Task requirements: Within the listing below, locate all lines containing the word "this". Copy each one.

(Part of a data file)
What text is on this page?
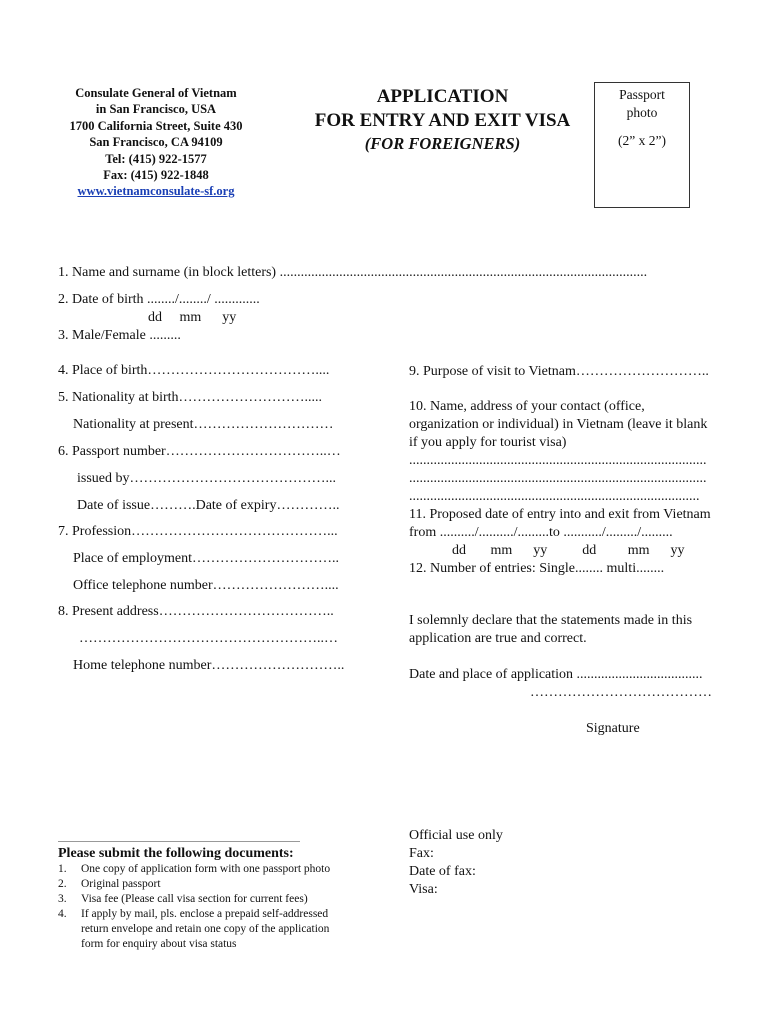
Consulate General of Vietnam
in San Francisco, USA
1700 California Street, Suite 430
San Francisco, CA 94109
Tel: (415) 922-1577
Fax: (415) 922-1848
www.vietnamconsulate-sf.org
APPLICATION
FOR ENTRY AND EXIT VISA
(FOR FOREIGNERS)
Passport
photo
(2” x 2”)
1. Name and surname (in block letters) .........................................................................................................
2. Date of birth ......../......../ .............
dd     mm      yy
3. Male/Female .........
4. Place of birth………………………………....
5. Nationality at birth……………………….....
Nationality at present…………………………
6. Passport number……………………………..…
issued by……………………………………...
Date of issue……….Date of expiry…………..
7. Profession……………………………………...
Place of employment…………………………..
Office telephone number……………………....
8. Present address………………………………..
……………………………………………..…
Home telephone number………………………..
9. Purpose of visit to Vietnam………………………..
10. Name, address of your contact (office,
organization or individual) in Vietnam (leave it blank
if you apply for tourist visa)
.....................................................................................
.....................................................................................
...................................................................................
11. Proposed date of entry into and exit from Vietnam
from ........../........../.........to .........../........./.........
dd       mm      yy          dd         mm      yy
12. Number of entries: Single........ multi........
I solemnly declare that the statements made in this
application are true and correct.
Date and place of application ....................................
…………………………………
Signature
Please submit the following documents:
1. One copy of application form with one passport photo
2. Original passport
3. Visa fee (Please call visa section for current fees)
4. If apply by mail, pls. enclose a prepaid self-addressed
return envelope and retain one copy of the application
form for enquiry about visa status
Official use only
Fax:
Date of fax:
Visa:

Worked solution:
What text is on this page?
I solemnly declare that the statements made in this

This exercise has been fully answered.